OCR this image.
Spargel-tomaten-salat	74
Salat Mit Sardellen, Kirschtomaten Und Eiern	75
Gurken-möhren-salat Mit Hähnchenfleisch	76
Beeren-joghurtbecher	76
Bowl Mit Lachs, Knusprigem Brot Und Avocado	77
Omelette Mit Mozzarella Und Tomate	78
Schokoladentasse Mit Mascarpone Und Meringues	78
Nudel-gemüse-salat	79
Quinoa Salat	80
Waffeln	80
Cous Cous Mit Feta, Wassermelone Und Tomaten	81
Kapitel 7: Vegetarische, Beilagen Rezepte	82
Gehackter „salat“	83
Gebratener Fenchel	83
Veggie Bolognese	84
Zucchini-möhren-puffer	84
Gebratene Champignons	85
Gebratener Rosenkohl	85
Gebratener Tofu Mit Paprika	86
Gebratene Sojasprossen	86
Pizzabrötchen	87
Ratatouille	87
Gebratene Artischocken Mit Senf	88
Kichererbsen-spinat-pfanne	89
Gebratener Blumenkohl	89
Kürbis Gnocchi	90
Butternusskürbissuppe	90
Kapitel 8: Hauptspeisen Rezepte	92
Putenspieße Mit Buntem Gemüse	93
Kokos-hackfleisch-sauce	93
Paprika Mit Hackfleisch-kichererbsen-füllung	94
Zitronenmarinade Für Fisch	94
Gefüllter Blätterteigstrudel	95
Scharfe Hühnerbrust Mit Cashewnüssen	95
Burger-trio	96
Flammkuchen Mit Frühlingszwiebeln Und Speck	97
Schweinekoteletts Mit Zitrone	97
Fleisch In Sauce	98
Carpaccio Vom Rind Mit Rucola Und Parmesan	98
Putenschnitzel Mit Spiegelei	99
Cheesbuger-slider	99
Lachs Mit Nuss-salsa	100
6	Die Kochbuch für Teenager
####################
Copy every line in the entries above that has the string "Kapitel" in it.

Kapitel 7: Vegetarische, Beilagen Rezepte	82
Kapitel 8: Hauptspeisen Rezepte	92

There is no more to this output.